Quote every line below exactly as it reads.

** start **

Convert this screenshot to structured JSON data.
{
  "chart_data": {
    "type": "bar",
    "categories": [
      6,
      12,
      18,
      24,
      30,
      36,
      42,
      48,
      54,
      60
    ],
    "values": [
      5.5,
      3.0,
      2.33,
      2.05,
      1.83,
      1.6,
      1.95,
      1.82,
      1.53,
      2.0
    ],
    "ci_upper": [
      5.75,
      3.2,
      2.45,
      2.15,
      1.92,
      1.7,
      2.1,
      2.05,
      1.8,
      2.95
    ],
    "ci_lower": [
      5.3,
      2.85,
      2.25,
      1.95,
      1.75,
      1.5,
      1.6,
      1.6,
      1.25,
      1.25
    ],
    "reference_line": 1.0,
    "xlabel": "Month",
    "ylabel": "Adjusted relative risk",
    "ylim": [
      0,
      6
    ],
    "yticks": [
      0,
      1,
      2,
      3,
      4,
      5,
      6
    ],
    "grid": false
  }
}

** end **

## EXERCISE ANSWER
Convert this screenshot to structured JSON data.
{
  "chart_data": {
    "type": "bar",
    "categories": [
      6,
      12,
      18,
      24,
      30,
      36,
      42,
      48,
      54,
      60
    ],
    "values": [
      5.5,
      3.0,
      2.33,
      2.05,
      1.83,
      1.6,
      1.95,
      1.82,
      1.53,
      2.0
    ],
    "ci_upper": [
      5.75,
      3.2,
      2.45,
      2.15,
      1.92,
      1.7,
      2.1,
      2.05,
      1.8,
      2.95
    ],
    "ci_lower": [
      5.3,
      2.85,
      2.25,
      1.95,
      1.75,
      1.5,
      1.6,
      1.6,
      1.25,
      1.25
    ],
    "reference_line": 1.0,
    "xlabel": "Month",
    "ylabel": "Adjusted relative risk",
    "ylim": [
      0,
      6
    ],
    "yticks": [
      0,
      1,
      2,
      3,
      4,
      5,
      6
    ],
    "grid": false
  }
}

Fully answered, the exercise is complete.